- STATED GOAL:
Gather every line that includes the word "Bankası", please.

◆ ◆ ◆ ◆ ◆

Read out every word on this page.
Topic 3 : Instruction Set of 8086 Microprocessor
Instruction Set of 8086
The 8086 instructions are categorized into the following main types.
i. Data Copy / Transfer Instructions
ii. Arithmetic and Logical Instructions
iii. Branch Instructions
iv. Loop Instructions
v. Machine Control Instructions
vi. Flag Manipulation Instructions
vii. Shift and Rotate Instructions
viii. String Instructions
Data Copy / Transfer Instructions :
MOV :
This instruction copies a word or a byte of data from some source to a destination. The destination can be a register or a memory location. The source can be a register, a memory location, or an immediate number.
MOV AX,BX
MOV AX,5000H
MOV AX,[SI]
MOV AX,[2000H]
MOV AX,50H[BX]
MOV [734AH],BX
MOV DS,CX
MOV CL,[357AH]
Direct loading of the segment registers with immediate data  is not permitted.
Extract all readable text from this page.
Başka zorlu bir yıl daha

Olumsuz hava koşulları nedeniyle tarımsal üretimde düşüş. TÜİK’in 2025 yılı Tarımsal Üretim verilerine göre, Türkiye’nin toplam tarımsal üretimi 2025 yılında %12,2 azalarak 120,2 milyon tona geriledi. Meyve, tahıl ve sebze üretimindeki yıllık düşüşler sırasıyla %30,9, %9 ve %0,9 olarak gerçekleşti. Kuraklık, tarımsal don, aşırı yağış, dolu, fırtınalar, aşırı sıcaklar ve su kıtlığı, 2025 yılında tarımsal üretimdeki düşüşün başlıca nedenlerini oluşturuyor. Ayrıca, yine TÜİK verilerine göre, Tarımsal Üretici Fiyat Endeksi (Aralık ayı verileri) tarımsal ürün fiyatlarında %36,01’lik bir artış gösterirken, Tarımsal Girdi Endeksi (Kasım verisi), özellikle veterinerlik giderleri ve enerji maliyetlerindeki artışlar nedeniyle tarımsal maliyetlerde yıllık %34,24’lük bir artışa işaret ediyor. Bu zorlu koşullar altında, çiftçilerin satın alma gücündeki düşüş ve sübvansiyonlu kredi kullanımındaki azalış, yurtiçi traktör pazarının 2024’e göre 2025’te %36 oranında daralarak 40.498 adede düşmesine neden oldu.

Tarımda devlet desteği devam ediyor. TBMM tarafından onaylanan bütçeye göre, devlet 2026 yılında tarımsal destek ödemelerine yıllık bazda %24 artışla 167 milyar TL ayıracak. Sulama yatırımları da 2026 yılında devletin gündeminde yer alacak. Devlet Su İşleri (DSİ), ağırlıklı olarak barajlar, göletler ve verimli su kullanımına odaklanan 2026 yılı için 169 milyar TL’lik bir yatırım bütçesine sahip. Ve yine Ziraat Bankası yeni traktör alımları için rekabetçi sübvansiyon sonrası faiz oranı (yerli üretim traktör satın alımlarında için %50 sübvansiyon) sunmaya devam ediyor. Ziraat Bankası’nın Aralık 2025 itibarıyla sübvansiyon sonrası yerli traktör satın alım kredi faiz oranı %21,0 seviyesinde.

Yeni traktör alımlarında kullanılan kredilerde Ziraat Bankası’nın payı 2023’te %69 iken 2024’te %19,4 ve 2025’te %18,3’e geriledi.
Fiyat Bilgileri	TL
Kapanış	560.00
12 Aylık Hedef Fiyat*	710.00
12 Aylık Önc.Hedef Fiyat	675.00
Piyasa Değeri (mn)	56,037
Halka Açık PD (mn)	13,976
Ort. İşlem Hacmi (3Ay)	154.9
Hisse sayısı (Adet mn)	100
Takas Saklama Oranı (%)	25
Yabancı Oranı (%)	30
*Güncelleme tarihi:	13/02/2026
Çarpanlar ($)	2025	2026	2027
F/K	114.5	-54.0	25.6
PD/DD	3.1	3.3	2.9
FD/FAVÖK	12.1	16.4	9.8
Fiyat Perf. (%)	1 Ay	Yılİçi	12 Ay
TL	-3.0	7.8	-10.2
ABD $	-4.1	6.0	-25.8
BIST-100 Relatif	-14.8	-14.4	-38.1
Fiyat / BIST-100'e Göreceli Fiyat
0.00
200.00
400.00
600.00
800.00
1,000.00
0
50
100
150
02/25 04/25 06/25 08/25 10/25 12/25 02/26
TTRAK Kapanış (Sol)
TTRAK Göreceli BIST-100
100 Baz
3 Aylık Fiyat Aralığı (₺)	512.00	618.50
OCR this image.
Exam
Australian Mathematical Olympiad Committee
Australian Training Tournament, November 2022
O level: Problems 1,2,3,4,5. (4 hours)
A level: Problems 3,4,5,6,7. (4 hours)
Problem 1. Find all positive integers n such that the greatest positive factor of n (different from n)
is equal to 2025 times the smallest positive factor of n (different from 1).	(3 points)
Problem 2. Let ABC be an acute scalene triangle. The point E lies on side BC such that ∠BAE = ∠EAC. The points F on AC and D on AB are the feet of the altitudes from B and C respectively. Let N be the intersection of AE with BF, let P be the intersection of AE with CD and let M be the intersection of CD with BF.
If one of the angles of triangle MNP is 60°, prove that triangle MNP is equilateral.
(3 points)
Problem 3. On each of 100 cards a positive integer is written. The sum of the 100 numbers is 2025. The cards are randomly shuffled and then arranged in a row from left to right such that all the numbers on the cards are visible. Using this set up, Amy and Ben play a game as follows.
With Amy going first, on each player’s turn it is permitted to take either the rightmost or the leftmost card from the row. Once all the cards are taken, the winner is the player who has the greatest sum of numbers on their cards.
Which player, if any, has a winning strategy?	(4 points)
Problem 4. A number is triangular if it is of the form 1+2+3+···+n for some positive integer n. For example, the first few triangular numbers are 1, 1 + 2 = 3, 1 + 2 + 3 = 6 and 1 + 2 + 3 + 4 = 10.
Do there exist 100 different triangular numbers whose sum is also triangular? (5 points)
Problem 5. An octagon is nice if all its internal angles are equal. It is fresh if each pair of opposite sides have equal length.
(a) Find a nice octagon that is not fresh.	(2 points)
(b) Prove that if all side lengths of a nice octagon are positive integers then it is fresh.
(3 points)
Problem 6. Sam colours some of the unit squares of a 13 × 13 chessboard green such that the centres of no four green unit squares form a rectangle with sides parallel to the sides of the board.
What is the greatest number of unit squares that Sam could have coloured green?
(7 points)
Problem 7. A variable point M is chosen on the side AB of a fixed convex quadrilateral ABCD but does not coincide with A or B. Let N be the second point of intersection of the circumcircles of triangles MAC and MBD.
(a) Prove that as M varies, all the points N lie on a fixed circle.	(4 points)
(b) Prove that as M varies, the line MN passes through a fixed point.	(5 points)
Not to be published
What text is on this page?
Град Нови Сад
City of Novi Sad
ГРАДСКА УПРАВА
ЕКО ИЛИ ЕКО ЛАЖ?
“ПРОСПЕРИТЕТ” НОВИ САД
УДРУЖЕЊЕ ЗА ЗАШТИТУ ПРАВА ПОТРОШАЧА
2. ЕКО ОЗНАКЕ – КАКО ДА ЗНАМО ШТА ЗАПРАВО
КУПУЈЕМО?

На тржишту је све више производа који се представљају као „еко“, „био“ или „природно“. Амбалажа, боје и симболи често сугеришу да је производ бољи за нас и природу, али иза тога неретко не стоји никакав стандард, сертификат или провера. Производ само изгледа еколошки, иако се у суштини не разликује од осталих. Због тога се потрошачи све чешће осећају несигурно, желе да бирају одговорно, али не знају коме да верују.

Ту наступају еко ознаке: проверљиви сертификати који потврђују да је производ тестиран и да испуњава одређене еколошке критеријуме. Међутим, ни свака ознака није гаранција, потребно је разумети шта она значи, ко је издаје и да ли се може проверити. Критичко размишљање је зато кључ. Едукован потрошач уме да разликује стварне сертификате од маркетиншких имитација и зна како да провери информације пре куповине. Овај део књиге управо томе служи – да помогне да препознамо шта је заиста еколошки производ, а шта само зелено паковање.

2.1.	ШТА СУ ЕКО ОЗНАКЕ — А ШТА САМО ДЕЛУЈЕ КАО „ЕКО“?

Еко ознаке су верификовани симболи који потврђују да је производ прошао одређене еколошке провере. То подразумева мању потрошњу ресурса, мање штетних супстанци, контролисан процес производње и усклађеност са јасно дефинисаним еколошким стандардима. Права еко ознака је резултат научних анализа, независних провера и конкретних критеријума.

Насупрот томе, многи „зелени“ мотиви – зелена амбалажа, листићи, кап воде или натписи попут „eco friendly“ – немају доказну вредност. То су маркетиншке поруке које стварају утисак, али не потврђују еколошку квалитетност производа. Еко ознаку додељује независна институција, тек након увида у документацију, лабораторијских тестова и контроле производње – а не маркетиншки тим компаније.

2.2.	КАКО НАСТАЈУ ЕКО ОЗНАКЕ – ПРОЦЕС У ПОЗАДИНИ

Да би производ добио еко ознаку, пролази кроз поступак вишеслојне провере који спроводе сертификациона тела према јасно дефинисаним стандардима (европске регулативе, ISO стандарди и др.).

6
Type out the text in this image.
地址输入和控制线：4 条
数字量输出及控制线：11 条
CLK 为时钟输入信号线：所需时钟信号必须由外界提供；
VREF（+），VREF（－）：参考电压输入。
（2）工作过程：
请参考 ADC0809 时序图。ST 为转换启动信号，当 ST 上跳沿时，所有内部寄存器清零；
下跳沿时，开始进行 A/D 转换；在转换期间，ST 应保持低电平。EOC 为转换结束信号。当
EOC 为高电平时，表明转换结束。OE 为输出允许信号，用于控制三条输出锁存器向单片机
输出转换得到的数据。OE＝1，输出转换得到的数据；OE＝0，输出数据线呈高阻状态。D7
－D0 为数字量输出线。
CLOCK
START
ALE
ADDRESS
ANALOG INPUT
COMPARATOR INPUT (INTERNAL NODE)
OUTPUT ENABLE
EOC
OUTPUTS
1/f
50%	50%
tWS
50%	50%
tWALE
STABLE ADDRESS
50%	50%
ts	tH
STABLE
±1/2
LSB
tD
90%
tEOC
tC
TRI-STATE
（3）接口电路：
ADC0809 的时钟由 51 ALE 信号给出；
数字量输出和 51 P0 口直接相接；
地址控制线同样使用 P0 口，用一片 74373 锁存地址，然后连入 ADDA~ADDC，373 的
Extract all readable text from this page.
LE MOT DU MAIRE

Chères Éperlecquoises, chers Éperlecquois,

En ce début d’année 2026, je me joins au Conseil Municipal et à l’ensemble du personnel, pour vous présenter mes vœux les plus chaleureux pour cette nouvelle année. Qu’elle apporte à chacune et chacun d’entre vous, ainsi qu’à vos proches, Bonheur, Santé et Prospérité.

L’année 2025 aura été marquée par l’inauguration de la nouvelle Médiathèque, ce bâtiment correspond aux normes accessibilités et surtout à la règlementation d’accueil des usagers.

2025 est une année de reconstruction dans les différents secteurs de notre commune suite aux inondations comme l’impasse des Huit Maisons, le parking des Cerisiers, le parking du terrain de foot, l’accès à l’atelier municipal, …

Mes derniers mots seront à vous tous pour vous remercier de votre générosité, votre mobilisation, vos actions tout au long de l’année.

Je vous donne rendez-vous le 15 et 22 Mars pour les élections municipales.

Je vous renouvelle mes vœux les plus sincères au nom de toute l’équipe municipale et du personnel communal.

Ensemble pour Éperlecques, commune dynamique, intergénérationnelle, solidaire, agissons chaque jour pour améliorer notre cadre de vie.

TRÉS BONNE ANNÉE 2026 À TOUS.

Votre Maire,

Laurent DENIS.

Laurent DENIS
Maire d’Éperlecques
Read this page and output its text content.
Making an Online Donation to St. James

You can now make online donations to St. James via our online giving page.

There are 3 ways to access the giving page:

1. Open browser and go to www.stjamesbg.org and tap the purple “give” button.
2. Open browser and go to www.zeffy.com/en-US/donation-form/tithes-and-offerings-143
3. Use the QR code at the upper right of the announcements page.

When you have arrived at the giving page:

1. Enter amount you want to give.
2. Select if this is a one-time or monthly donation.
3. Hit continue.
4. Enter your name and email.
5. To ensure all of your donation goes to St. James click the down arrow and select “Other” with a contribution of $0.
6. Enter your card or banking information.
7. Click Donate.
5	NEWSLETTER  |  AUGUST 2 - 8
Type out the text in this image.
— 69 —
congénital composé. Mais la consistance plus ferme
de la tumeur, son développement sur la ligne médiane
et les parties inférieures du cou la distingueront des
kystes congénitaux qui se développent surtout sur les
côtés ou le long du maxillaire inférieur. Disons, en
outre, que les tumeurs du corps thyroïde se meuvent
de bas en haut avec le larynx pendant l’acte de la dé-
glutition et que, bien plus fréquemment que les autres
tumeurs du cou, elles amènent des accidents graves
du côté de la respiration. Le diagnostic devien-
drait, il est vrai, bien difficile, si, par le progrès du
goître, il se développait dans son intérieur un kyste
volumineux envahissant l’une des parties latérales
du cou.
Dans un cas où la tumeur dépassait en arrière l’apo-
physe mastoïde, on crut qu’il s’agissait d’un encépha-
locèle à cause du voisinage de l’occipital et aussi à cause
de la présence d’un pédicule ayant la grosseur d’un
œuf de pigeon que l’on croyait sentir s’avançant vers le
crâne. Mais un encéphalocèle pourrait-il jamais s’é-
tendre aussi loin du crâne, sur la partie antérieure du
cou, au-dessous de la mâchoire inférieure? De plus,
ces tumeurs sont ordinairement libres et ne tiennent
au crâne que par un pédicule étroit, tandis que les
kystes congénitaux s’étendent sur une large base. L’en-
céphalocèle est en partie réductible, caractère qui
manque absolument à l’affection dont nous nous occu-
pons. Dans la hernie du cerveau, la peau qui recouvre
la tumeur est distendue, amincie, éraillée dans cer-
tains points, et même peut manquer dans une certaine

◆ ◆ ◆ ◆ ◆

- IN RESPONSE:
Tarımda devlet desteği devam ediyor. TBMM tarafından onaylanan bütçeye göre, devlet 2026 yılında tarımsal destek ödemelerine yıllık bazda %24 artışla 167 milyar TL ayıracak. Sulama yatırımları da 2026 yılında devletin gündeminde yer alacak. Devlet Su İşleri (DSİ), ağırlıklı olarak barajlar, göletler ve verimli su kullanımına odaklanan 2026 yılı için 169 milyar TL’lik bir yatırım bütçesine sahip. Ve yine Ziraat Bankası yeni traktör alımları için rekabetçi sübvansiyon sonrası faiz oranı (yerli üretim traktör satın alımlarında için %50 sübvansiyon) sunmaya devam ediyor. Ziraat Bankası’nın Aralık 2025 itibarıyla sübvansiyon sonrası yerli traktör satın alım kredi faiz oranı %21,0 seviyesinde.
Yeni traktör alımlarında kullanılan kredilerde Ziraat Bankası’nın payı 2023’te %69 iken 2024’te %19,4 ve 2025’te %18,3’e geriledi.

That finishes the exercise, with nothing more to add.